[start]

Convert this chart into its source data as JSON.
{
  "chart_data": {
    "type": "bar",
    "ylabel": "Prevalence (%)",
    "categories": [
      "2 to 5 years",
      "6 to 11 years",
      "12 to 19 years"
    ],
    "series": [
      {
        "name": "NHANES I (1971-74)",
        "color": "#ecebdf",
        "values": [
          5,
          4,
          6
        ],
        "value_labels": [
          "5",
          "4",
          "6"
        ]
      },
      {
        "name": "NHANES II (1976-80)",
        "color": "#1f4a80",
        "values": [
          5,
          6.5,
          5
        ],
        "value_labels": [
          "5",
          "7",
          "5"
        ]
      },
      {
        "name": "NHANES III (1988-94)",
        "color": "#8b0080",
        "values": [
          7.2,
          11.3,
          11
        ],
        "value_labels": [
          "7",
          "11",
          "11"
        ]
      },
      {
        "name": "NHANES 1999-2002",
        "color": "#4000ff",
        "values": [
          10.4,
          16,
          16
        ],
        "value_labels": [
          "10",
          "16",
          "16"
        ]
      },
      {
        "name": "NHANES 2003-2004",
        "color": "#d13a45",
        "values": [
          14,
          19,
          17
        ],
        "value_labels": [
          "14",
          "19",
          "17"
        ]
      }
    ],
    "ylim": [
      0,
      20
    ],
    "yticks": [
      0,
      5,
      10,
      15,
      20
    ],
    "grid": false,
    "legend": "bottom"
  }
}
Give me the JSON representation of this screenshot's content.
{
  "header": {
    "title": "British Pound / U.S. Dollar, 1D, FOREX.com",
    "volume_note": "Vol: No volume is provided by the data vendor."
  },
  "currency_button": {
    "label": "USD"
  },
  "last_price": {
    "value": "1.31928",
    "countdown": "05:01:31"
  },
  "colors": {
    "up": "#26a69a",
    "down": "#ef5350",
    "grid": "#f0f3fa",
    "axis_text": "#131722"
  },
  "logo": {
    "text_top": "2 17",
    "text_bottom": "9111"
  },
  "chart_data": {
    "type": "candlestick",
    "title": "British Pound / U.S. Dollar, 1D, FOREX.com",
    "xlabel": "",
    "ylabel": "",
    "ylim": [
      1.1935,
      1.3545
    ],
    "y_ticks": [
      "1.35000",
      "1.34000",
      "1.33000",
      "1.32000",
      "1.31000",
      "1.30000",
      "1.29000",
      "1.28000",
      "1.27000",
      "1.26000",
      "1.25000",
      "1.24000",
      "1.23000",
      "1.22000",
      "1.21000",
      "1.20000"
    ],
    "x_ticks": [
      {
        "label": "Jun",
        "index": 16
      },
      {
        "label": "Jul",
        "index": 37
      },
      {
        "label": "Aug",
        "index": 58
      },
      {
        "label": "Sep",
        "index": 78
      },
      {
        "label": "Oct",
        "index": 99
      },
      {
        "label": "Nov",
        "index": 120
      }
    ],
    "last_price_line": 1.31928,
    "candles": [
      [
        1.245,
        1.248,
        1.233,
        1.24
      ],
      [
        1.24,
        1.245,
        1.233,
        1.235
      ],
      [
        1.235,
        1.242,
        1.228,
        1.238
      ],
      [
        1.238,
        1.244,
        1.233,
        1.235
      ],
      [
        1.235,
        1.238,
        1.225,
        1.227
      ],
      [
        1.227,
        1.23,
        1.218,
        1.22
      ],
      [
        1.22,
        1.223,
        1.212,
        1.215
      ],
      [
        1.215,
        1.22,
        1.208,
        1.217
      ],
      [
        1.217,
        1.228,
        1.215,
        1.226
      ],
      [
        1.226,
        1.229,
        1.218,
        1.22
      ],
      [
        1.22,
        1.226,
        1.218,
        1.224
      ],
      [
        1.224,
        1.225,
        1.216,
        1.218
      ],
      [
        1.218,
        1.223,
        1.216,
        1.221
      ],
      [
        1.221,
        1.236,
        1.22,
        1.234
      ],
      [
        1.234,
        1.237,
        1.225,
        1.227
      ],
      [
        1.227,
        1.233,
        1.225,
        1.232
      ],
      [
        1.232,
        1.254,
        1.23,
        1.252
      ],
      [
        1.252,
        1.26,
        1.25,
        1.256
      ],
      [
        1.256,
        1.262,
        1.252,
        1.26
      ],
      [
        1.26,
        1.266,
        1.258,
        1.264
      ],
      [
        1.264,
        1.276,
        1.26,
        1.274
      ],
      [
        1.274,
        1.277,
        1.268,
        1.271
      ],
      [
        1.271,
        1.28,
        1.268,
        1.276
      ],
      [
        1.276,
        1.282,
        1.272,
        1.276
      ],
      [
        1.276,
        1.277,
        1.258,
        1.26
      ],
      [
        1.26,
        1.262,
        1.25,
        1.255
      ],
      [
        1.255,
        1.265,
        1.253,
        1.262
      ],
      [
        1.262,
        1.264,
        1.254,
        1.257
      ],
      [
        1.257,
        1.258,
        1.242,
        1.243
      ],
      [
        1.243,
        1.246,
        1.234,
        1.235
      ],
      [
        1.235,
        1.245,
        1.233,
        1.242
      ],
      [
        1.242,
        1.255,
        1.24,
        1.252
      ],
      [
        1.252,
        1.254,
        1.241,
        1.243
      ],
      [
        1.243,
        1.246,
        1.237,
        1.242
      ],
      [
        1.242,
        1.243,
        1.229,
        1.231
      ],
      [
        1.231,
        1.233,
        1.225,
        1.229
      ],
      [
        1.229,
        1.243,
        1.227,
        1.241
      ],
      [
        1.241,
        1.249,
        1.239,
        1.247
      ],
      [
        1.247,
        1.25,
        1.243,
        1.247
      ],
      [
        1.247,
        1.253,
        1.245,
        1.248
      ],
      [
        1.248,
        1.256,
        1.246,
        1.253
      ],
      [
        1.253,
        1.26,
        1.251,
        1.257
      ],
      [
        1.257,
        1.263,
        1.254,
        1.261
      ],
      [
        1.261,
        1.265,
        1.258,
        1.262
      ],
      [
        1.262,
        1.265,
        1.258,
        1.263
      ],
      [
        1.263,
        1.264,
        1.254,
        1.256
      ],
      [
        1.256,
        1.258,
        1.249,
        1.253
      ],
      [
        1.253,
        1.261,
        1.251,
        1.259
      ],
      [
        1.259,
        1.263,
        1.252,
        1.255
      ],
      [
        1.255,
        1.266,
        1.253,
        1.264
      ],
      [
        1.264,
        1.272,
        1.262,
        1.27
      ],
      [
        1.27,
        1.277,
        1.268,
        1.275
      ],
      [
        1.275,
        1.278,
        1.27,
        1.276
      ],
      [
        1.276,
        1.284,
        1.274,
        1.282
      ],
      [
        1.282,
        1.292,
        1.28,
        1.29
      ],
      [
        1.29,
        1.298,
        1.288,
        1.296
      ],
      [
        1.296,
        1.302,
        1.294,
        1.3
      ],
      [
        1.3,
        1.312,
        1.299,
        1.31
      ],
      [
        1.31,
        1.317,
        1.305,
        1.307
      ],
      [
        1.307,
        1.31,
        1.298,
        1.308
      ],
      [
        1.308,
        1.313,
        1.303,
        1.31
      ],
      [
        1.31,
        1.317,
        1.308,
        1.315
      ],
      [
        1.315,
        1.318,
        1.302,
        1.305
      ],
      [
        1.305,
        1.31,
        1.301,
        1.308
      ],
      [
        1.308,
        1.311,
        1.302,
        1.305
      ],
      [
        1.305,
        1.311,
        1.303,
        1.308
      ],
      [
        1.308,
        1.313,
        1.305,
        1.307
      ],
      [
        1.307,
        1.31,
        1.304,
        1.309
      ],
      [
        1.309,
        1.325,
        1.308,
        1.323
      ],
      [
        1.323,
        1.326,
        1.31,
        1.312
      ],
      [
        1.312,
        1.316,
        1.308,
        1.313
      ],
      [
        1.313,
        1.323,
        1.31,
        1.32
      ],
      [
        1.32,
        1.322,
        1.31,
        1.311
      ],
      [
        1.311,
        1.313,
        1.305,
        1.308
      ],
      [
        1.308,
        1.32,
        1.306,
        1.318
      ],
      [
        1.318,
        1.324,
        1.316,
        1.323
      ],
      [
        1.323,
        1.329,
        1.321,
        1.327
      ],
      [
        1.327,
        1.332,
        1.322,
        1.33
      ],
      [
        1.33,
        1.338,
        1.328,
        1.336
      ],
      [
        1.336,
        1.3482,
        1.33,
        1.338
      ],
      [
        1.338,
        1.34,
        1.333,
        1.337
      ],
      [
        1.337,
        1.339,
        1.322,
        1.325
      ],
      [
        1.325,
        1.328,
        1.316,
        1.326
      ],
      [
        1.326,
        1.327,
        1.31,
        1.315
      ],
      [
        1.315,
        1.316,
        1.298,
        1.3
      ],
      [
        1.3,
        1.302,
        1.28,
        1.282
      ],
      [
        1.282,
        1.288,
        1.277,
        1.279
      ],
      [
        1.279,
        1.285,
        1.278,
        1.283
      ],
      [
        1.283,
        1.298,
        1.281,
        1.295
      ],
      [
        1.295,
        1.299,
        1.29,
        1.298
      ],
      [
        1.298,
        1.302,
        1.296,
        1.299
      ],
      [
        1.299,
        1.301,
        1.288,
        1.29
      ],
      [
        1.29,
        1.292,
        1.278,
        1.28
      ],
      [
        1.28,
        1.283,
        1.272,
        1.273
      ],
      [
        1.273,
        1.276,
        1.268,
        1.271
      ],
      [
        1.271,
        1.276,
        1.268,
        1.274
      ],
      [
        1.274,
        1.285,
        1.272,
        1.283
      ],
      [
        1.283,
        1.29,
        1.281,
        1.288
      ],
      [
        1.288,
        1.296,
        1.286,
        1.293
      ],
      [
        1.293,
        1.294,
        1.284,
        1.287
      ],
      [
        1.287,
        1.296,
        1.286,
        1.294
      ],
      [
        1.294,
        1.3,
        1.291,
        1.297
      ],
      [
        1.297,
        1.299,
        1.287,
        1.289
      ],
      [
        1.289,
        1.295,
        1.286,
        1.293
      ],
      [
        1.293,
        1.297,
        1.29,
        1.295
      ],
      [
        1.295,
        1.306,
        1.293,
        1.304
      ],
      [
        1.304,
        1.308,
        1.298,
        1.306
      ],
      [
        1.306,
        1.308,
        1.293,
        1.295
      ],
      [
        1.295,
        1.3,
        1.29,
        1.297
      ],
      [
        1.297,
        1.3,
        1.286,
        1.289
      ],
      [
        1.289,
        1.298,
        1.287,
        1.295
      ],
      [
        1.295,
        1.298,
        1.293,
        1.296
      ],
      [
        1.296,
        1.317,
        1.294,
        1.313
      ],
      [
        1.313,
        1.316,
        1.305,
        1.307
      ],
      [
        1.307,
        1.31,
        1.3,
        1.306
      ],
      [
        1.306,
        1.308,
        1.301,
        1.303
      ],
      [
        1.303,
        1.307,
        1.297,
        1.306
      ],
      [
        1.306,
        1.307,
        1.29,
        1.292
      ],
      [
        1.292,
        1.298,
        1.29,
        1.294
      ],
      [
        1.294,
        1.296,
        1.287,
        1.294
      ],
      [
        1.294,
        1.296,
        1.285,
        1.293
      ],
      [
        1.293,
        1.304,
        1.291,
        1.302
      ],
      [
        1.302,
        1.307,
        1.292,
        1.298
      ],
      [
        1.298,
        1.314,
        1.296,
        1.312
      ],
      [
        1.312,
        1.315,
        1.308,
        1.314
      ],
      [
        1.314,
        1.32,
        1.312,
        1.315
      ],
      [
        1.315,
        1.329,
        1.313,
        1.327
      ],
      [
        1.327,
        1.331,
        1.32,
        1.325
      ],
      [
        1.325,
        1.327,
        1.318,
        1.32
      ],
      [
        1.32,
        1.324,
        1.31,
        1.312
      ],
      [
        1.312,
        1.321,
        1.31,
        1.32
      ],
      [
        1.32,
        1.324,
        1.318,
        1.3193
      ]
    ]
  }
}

[end]

Where a line in the material contains "index", copy that line.

#### Reply
        "index": 16
        "index": 37
        "index": 58
        "index": 78
        "index": 99
        "index": 120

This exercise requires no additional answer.